## start

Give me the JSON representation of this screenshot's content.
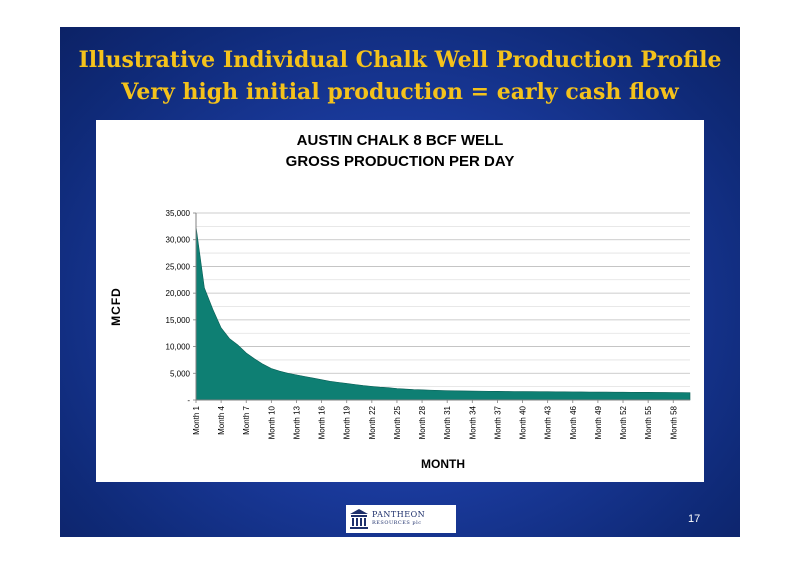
{
  "slide": {
    "title_line1": "Illustrative Individual Chalk Well Production Profile",
    "title_line2": "Very high initial production = early cash flow",
    "page_number": "17",
    "logo_text": "PANTHEON",
    "logo_subtext": "RESOURCES plc"
  },
  "colors": {
    "background": "#1a3a9c",
    "title": "#f4c21b",
    "area_fill": "#0e7f73"
  },
  "chart_data": {
    "type": "area",
    "title_line1": "AUSTIN CHALK 8 BCF WELL",
    "title_line2": "GROSS PRODUCTION PER DAY",
    "xlabel": "MONTH",
    "ylabel": "MCFD",
    "ylim": [
      0,
      35000
    ],
    "yticks": [
      0,
      5000,
      10000,
      15000,
      20000,
      25000,
      30000,
      35000
    ],
    "ytick_labels": [
      "-",
      "5,000",
      "10,000",
      "15,000",
      "20,000",
      "25,000",
      "30,000",
      "35,000"
    ],
    "x_tick_labels": [
      "Month 1",
      "Month 4",
      "Month 7",
      "Month 10",
      "Month 13",
      "Month 16",
      "Month 19",
      "Month 22",
      "Month 25",
      "Month 28",
      "Month 31",
      "Month 34",
      "Month 37",
      "Month 40",
      "Month 43",
      "Month 46",
      "Month 49",
      "Month 52",
      "Month 55",
      "Month 58"
    ],
    "grid": true,
    "series": [
      {
        "values": [
          32500,
          21000,
          17000,
          13500,
          11500,
          10300,
          8800,
          7700,
          6700,
          5900,
          5400,
          5000,
          4700,
          4400,
          4100,
          3800,
          3500,
          3300,
          3100,
          2900,
          2700,
          2550,
          2400,
          2300,
          2150,
          2050,
          1950,
          1900,
          1850,
          1800,
          1750,
          1720,
          1700,
          1680,
          1660,
          1640,
          1620,
          1600,
          1590,
          1580,
          1570,
          1560,
          1550,
          1540,
          1530,
          1520,
          1510,
          1500,
          1490,
          1480,
          1470,
          1460,
          1450,
          1440,
          1430,
          1420,
          1410,
          1400,
          1390,
          1380
        ]
      }
    ]
  }
}
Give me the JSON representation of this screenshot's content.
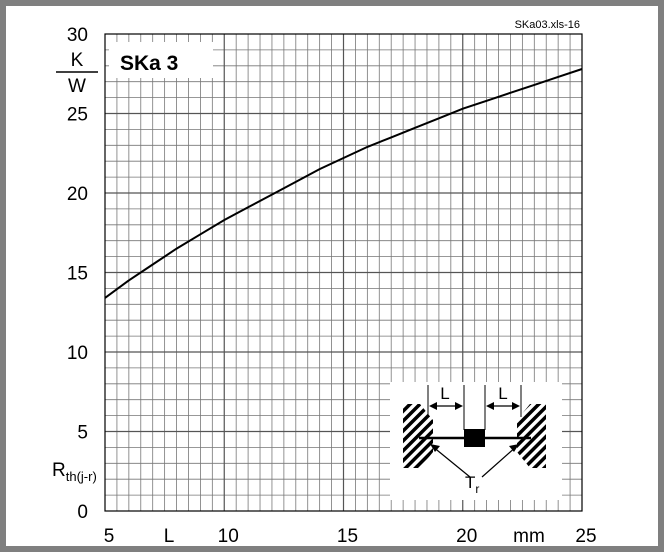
{
  "file_ref": "SKa03.xls-16",
  "chart_data": {
    "type": "line",
    "title": "SKa 3",
    "xlabel": "L",
    "xunit": "mm",
    "ylabel_main": "R",
    "ylabel_sub": "th(j-r)",
    "yunit_num": "K",
    "yunit_den": "W",
    "xlim": [
      5,
      25
    ],
    "ylim": [
      0,
      30
    ],
    "xticks": [
      "5",
      "10",
      "15",
      "20",
      "25"
    ],
    "yticks": [
      "0",
      "5",
      "10",
      "15",
      "20",
      "25",
      "30"
    ],
    "x_minor_step": 0.5,
    "y_minor_step": 1,
    "grid": true,
    "series": [
      {
        "x": [
          5,
          6,
          7,
          8,
          9,
          10,
          11,
          12,
          13,
          14,
          15,
          16,
          17,
          18,
          19,
          20,
          21,
          22,
          23,
          24,
          25
        ],
        "y": [
          13.4,
          14.5,
          15.5,
          16.5,
          17.4,
          18.3,
          19.1,
          19.9,
          20.7,
          21.5,
          22.2,
          22.9,
          23.5,
          24.1,
          24.7,
          25.3,
          25.8,
          26.3,
          26.8,
          27.3,
          27.8
        ]
      }
    ],
    "inset": {
      "dim_left": "L",
      "dim_right": "L",
      "temp_main": "T",
      "temp_sub": "r"
    }
  }
}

## end

:: WHAT YOU HAVE TO DO ::
From start to finish, output the listing exactly, but omit its pictures.

:: OUTPUT FOR THIS TASK ::
Give me the JSON representation of this screenshot's content.
{
  "slide": {
    "title_line1": "Illustrative Individual Chalk Well Production Profile",
    "title_line2": "Very high initial production = early cash flow",
    "page_number": "17",
    "logo_text": "PANTHEON",
    "logo_subtext": "RESOURCES plc"
  },
  "colors": {
    "background": "#1a3a9c",
    "title": "#f4c21b",
    "area_fill": "#0e7f73"
  },
  "chart_data": {
    "type": "area",
    "title_line1": "AUSTIN CHALK 8 BCF WELL",
    "title_line2": "GROSS PRODUCTION PER DAY",
    "xlabel": "MONTH",
    "ylabel": "MCFD",
    "ylim": [
      0,
      35000
    ],
    "yticks": [
      0,
      5000,
      10000,
      15000,
      20000,
      25000,
      30000,
      35000
    ],
    "ytick_labels": [
      "-",
      "5,000",
      "10,000",
      "15,000",
      "20,000",
      "25,000",
      "30,000",
      "35,000"
    ],
    "x_tick_labels": [
      "Month 1",
      "Month 4",
      "Month 7",
      "Month 10",
      "Month 13",
      "Month 16",
      "Month 19",
      "Month 22",
      "Month 25",
      "Month 28",
      "Month 31",
      "Month 34",
      "Month 37",
      "Month 40",
      "Month 43",
      "Month 46",
      "Month 49",
      "Month 52",
      "Month 55",
      "Month 58"
    ],
    "grid": true,
    "series": [
      {
        "values": [
          32500,
          21000,
          17000,
          13500,
          11500,
          10300,
          8800,
          7700,
          6700,
          5900,
          5400,
          5000,
          4700,
          4400,
          4100,
          3800,
          3500,
          3300,
          3100,
          2900,
          2700,
          2550,
          2400,
          2300,
          2150,
          2050,
          1950,
          1900,
          1850,
          1800,
          1750,
          1720,
          1700,
          1680,
          1660,
          1640,
          1620,
          1600,
          1590,
          1580,
          1570,
          1560,
          1550,
          1540,
          1530,
          1520,
          1510,
          1500,
          1490,
          1480,
          1470,
          1460,
          1450,
          1440,
          1430,
          1420,
          1410,
          1400,
          1390,
          1380
        ]
      }
    ]
  }
}
Give me the JSON representation of this screenshot's content.
{
  "file_ref": "SKa03.xls-16",
  "chart_data": {
    "type": "line",
    "title": "SKa 3",
    "xlabel": "L",
    "xunit": "mm",
    "ylabel_main": "R",
    "ylabel_sub": "th(j-r)",
    "yunit_num": "K",
    "yunit_den": "W",
    "xlim": [
      5,
      25
    ],
    "ylim": [
      0,
      30
    ],
    "xticks": [
      "5",
      "10",
      "15",
      "20",
      "25"
    ],
    "yticks": [
      "0",
      "5",
      "10",
      "15",
      "20",
      "25",
      "30"
    ],
    "x_minor_step": 0.5,
    "y_minor_step": 1,
    "grid": true,
    "series": [
      {
        "x": [
          5,
          6,
          7,
          8,
          9,
          10,
          11,
          12,
          13,
          14,
          15,
          16,
          17,
          18,
          19,
          20,
          21,
          22,
          23,
          24,
          25
        ],
        "y": [
          13.4,
          14.5,
          15.5,
          16.5,
          17.4,
          18.3,
          19.1,
          19.9,
          20.7,
          21.5,
          22.2,
          22.9,
          23.5,
          24.1,
          24.7,
          25.3,
          25.8,
          26.3,
          26.8,
          27.3,
          27.8
        ]
      }
    ],
    "inset": {
      "dim_left": "L",
      "dim_right": "L",
      "temp_main": "T",
      "temp_sub": "r"
    }
  }
}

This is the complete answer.